Return the listing below in full, with every line exactly as it is.

##### Stored data #####

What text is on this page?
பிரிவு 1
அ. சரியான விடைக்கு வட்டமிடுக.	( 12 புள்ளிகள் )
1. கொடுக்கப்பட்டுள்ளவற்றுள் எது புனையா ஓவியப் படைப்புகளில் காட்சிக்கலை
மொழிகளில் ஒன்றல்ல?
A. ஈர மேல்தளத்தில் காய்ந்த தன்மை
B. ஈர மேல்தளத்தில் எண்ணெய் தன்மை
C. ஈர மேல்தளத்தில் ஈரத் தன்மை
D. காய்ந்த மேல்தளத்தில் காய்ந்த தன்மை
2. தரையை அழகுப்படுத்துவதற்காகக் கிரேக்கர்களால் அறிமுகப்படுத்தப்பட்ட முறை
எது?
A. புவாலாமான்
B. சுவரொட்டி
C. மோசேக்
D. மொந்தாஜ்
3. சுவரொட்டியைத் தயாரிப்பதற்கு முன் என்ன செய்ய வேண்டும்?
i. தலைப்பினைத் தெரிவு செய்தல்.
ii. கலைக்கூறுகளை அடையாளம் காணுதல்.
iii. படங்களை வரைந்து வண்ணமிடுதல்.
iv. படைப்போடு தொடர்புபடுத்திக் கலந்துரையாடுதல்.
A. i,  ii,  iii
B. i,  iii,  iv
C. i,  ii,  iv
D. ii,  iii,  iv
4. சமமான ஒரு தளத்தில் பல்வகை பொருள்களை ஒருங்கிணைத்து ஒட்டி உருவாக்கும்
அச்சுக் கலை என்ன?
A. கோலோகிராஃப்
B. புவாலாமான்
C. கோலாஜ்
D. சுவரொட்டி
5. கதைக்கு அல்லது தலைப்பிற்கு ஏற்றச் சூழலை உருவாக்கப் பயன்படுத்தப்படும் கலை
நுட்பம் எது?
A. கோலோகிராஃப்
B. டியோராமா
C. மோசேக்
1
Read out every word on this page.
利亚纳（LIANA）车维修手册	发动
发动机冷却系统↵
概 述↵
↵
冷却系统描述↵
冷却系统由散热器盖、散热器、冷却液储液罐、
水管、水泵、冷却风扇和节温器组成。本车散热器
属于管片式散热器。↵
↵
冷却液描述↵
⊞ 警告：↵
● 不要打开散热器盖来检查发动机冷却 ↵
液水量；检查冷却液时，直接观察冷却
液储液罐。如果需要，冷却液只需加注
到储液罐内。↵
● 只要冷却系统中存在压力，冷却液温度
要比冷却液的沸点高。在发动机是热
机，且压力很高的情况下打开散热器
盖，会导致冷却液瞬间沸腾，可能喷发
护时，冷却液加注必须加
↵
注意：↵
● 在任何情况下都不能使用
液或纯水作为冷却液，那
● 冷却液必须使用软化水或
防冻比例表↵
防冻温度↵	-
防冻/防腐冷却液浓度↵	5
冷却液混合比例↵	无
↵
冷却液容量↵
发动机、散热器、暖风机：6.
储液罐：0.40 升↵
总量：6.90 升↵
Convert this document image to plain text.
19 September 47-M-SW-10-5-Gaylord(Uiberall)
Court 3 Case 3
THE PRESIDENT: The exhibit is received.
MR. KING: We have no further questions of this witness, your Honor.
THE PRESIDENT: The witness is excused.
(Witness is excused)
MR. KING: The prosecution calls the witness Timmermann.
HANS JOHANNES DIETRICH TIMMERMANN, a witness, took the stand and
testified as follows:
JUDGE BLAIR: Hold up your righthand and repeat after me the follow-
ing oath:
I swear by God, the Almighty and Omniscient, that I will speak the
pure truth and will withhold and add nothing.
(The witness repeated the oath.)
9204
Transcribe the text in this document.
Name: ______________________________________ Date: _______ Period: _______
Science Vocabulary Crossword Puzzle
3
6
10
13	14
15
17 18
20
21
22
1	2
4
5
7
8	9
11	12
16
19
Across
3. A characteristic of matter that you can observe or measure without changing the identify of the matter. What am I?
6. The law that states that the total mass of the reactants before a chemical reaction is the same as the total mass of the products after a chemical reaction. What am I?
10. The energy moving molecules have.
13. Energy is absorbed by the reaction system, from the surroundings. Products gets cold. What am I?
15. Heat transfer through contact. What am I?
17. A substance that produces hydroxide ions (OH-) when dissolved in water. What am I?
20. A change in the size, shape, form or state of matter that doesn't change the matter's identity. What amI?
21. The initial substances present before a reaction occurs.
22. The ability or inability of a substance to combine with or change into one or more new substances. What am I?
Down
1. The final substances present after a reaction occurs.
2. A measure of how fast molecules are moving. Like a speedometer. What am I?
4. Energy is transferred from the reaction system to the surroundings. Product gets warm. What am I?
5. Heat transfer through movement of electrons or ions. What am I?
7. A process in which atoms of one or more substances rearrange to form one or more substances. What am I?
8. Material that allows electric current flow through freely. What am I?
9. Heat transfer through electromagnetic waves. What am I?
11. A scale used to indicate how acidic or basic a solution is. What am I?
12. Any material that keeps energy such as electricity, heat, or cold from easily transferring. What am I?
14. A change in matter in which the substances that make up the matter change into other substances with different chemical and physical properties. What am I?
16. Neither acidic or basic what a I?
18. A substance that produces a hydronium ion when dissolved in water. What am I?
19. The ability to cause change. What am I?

#####

— The response —
What text is on this page?
பிரிவு 1
அ. சரியான விடைக்கு வட்டமிடுக.	( 12 புள்ளிகள் )
1. கொடுக்கப்பட்டுள்ளவற்றுள் எது புனையா ஓவியப் படைப்புகளில் காட்சிக்கலை
மொழிகளில் ஒன்றல்ல?
A. ஈர மேல்தளத்தில் காய்ந்த தன்மை
B. ஈர மேல்தளத்தில் எண்ணெய் தன்மை
C. ஈர மேல்தளத்தில் ஈரத் தன்மை
D. காய்ந்த மேல்தளத்தில் காய்ந்த தன்மை
2. தரையை அழகுப்படுத்துவதற்காகக் கிரேக்கர்களால் அறிமுகப்படுத்தப்பட்ட முறை
எது?
A. புவாலாமான்
B. சுவரொட்டி
C. மோசேக்
D. மொந்தாஜ்
3. சுவரொட்டியைத் தயாரிப்பதற்கு முன் என்ன செய்ய வேண்டும்?
i. தலைப்பினைத் தெரிவு செய்தல்.
ii. கலைக்கூறுகளை அடையாளம் காணுதல்.
iii. படங்களை வரைந்து வண்ணமிடுதல்.
iv. படைப்போடு தொடர்புபடுத்திக் கலந்துரையாடுதல்.
A. i,  ii,  iii
B. i,  iii,  iv
C. i,  ii,  iv
D. ii,  iii,  iv
4. சமமான ஒரு தளத்தில் பல்வகை பொருள்களை ஒருங்கிணைத்து ஒட்டி உருவாக்கும்
அச்சுக் கலை என்ன?
A. கோலோகிராஃப்
B. புவாலாமான்
C. கோலாஜ்
D. சுவரொட்டி
5. கதைக்கு அல்லது தலைப்பிற்கு ஏற்றச் சூழலை உருவாக்கப் பயன்படுத்தப்படும் கலை
நுட்பம் எது?
A. கோலோகிராஃப்
B. டியோராமா
C. மோசேக்
1
Read out every word on this page.
利亚纳（LIANA）车维修手册	发动
发动机冷却系统↵
概 述↵
↵
冷却系统描述↵
冷却系统由散热器盖、散热器、冷却液储液罐、
水管、水泵、冷却风扇和节温器组成。本车散热器
属于管片式散热器。↵
↵
冷却液描述↵
⊞ 警告：↵
● 不要打开散热器盖来检查发动机冷却 ↵
液水量；检查冷却液时，直接观察冷却
液储液罐。如果需要，冷却液只需加注
到储液罐内。↵
● 只要冷却系统中存在压力，冷却液温度
要比冷却液的沸点高。在发动机是热
机，且压力很高的情况下打开散热器
盖，会导致冷却液瞬间沸腾，可能喷发
护时，冷却液加注必须加
↵
注意：↵
● 在任何情况下都不能使用
液或纯水作为冷却液，那
● 冷却液必须使用软化水或
防冻比例表↵
防冻温度↵	-
防冻/防腐冷却液浓度↵	5
冷却液混合比例↵	无
↵
冷却液容量↵
发动机、散热器、暖风机：6.
储液罐：0.40 升↵
总量：6.90 升↵
Convert this document image to plain text.
19 September 47-M-SW-10-5-Gaylord(Uiberall)
Court 3 Case 3
THE PRESIDENT: The exhibit is received.
MR. KING: We have no further questions of this witness, your Honor.
THE PRESIDENT: The witness is excused.
(Witness is excused)
MR. KING: The prosecution calls the witness Timmermann.
HANS JOHANNES DIETRICH TIMMERMANN, a witness, took the stand and
testified as follows:
JUDGE BLAIR: Hold up your righthand and repeat after me the follow-
ing oath:
I swear by God, the Almighty and Omniscient, that I will speak the
pure truth and will withhold and add nothing.
(The witness repeated the oath.)
9204
Transcribe the text in this document.
Name: ______________________________________ Date: _______ Period: _______
Science Vocabulary Crossword Puzzle
3
6
10
13	14
15
17 18
20
21
22
1	2
4
5
7
8	9
11	12
16
19
Across
3. A characteristic of matter that you can observe or measure without changing the identify of the matter. What am I?
6. The law that states that the total mass of the reactants before a chemical reaction is the same as the total mass of the products after a chemical reaction. What am I?
10. The energy moving molecules have.
13. Energy is absorbed by the reaction system, from the surroundings. Products gets cold. What am I?
15. Heat transfer through contact. What am I?
17. A substance that produces hydroxide ions (OH-) when dissolved in water. What am I?
20. A change in the size, shape, form or state of matter that doesn't change the matter's identity. What amI?
21. The initial substances present before a reaction occurs.
22. The ability or inability of a substance to combine with or change into one or more new substances. What am I?
Down
1. The final substances present after a reaction occurs.
2. A measure of how fast molecules are moving. Like a speedometer. What am I?
4. Energy is transferred from the reaction system to the surroundings. Product gets warm. What am I?
5. Heat transfer through movement of electrons or ions. What am I?
7. A process in which atoms of one or more substances rearrange to form one or more substances. What am I?
8. Material that allows electric current flow through freely. What am I?
9. Heat transfer through electromagnetic waves. What am I?
11. A scale used to indicate how acidic or basic a solution is. What am I?
12. Any material that keeps energy such as electricity, heat, or cold from easily transferring. What am I?
14. A change in matter in which the substances that make up the matter change into other substances with different chemical and physical properties. What am I?
16. Neither acidic or basic what a I?
18. A substance that produces a hydronium ion when dissolved in water. What am I?
19. The ability to cause change. What am I?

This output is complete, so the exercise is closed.